### [INFORMATION SHOWN]
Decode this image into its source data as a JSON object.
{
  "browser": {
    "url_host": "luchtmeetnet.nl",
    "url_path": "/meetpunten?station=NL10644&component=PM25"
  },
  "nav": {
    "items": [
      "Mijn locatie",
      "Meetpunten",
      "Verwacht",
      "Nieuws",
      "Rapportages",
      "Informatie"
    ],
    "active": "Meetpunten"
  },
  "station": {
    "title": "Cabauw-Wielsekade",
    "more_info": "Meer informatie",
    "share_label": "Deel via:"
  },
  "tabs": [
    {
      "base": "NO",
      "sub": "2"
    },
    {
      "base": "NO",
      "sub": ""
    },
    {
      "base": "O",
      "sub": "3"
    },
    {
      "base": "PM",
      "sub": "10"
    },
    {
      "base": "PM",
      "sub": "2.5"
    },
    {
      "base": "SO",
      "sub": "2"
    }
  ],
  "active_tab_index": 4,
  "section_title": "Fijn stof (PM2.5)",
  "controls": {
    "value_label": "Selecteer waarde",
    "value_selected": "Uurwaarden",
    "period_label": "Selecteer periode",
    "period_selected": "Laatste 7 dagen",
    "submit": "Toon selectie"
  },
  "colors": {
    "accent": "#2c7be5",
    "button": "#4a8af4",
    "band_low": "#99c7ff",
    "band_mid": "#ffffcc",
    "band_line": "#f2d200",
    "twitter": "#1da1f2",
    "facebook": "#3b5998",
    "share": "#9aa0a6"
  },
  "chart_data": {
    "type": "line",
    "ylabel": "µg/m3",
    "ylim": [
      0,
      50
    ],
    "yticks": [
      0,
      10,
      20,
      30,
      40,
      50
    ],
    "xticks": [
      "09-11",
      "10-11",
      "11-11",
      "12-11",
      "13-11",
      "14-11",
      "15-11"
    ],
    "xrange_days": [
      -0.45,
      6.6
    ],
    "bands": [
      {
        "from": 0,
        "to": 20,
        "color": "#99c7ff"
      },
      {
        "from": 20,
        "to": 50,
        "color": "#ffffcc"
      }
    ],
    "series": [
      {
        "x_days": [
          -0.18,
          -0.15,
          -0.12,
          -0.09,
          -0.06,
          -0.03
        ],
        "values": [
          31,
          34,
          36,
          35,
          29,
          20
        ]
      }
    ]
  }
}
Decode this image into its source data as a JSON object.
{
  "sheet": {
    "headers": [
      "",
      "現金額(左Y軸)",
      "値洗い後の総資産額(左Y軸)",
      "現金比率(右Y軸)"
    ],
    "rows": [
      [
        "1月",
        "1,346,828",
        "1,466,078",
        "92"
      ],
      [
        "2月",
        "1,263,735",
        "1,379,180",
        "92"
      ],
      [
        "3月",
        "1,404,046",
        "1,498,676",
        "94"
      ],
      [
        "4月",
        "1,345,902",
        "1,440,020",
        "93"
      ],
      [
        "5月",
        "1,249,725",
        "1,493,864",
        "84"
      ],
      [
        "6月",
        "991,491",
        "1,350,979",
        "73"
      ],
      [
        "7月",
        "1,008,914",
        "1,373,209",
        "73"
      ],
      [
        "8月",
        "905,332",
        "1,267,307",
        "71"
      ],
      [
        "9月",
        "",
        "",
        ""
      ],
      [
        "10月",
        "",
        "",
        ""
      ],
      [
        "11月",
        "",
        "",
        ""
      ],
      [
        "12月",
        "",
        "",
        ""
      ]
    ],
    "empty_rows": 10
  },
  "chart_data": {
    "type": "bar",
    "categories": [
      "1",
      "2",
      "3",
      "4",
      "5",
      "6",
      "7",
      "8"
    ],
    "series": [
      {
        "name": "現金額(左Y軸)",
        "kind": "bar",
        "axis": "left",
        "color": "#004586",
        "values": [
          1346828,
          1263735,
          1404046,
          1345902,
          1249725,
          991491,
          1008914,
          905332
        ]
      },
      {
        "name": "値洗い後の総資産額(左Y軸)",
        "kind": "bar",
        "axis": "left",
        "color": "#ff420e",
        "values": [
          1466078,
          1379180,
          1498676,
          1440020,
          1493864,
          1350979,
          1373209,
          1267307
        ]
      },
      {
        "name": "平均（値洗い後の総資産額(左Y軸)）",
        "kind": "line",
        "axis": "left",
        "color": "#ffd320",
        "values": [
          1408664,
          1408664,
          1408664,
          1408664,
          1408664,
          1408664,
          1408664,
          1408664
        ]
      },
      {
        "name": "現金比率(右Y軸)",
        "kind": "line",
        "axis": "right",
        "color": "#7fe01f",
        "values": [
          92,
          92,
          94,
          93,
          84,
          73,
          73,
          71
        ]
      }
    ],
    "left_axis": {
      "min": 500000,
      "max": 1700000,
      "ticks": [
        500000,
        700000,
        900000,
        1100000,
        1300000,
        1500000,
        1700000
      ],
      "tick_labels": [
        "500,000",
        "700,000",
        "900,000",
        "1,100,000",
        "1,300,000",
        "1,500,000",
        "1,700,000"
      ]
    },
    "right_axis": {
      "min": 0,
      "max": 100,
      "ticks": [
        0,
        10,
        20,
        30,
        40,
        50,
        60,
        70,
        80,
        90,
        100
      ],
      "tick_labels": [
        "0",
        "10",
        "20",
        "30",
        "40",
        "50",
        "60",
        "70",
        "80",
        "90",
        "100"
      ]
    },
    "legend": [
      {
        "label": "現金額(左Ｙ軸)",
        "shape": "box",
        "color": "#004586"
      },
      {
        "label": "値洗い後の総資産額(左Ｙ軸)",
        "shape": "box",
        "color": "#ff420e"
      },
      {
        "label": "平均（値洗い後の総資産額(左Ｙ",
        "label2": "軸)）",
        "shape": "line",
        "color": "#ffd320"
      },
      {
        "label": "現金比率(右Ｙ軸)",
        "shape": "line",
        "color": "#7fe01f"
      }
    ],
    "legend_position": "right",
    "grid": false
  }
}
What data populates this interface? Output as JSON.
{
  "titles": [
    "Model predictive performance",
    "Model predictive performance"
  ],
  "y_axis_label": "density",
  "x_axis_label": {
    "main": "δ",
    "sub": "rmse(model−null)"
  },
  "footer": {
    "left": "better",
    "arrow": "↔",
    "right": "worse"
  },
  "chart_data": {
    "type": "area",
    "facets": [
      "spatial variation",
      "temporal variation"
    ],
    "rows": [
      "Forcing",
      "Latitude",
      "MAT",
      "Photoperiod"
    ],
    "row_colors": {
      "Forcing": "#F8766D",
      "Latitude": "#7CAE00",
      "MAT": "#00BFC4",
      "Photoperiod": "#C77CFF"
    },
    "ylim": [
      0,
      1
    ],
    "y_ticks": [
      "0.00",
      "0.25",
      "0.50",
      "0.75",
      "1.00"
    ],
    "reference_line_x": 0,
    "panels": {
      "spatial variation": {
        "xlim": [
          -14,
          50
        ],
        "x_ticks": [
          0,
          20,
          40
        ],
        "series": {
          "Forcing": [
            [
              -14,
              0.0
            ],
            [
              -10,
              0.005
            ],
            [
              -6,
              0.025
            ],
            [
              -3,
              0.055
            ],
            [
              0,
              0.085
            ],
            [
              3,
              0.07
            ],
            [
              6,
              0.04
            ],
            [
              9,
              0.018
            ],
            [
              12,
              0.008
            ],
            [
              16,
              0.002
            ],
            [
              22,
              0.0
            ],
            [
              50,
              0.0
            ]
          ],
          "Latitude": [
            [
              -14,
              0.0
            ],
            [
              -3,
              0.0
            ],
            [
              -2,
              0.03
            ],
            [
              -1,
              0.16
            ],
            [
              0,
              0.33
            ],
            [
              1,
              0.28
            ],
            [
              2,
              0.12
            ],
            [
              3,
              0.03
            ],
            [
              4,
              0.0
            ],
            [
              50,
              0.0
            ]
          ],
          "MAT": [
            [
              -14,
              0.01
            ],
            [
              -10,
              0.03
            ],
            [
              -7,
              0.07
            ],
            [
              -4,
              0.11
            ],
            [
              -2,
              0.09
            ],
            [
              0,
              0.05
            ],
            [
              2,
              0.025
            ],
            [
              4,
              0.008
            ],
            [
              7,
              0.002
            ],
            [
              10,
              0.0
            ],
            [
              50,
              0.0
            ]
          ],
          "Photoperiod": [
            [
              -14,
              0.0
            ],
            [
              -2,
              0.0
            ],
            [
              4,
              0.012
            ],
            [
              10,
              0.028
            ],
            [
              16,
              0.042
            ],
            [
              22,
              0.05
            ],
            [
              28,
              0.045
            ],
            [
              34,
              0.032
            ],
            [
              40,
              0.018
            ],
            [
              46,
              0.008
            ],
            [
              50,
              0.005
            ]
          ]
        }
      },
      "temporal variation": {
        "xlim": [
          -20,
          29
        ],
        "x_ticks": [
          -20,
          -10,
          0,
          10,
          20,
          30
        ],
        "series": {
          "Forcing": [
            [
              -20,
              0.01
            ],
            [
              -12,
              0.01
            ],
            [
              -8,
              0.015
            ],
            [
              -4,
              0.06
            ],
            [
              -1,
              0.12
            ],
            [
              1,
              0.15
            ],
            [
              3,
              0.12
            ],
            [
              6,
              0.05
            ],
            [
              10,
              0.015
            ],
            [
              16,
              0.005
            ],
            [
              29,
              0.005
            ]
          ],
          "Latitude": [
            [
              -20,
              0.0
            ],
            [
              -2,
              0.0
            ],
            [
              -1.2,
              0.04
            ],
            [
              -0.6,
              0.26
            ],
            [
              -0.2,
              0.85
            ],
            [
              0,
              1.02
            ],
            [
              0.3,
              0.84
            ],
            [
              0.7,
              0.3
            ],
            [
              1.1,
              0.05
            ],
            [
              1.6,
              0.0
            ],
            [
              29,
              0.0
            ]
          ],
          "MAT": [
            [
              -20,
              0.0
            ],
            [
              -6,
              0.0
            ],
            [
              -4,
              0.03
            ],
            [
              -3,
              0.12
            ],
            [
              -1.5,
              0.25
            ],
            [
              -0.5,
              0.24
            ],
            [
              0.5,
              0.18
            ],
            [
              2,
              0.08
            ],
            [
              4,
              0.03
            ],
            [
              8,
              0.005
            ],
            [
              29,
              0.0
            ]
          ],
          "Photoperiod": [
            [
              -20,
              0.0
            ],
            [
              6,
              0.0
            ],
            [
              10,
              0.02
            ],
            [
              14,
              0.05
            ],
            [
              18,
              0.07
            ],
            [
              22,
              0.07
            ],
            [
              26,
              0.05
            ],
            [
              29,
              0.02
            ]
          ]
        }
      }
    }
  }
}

### [WORK TO DO]
Give nothing but the count of lines in the listing above that hold the string "Photoperiod".

### [ANSWER TO THIS EXERCISE]
4